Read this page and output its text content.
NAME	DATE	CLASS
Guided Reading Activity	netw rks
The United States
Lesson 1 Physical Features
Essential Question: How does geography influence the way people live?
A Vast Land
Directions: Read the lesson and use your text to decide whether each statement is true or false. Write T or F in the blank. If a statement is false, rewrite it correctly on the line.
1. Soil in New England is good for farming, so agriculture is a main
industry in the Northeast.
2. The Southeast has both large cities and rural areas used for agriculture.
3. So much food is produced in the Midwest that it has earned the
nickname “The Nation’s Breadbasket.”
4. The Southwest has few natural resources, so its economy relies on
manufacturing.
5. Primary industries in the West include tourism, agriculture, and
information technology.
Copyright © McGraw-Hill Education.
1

----

EXERCISE AIM: Every entry should be printed again exactly as it stands.

CORRECT RESPONSE:
Read this page and output its text content.
NAME	DATE	CLASS
Guided Reading Activity	netw rks
The United States
Lesson 1 Physical Features
Essential Question: How does geography influence the way people live?
A Vast Land
Directions: Read the lesson and use your text to decide whether each statement is true or false. Write T or F in the blank. If a statement is false, rewrite it correctly on the line.
1. Soil in New England is good for farming, so agriculture is a main
industry in the Northeast.
2. The Southeast has both large cities and rural areas used for agriculture.
3. So much food is produced in the Midwest that it has earned the
nickname “The Nation’s Breadbasket.”
4. The Southwest has few natural resources, so its economy relies on
manufacturing.
5. Primary industries in the West include tourism, agriculture, and
information technology.
Copyright © McGraw-Hill Education.
1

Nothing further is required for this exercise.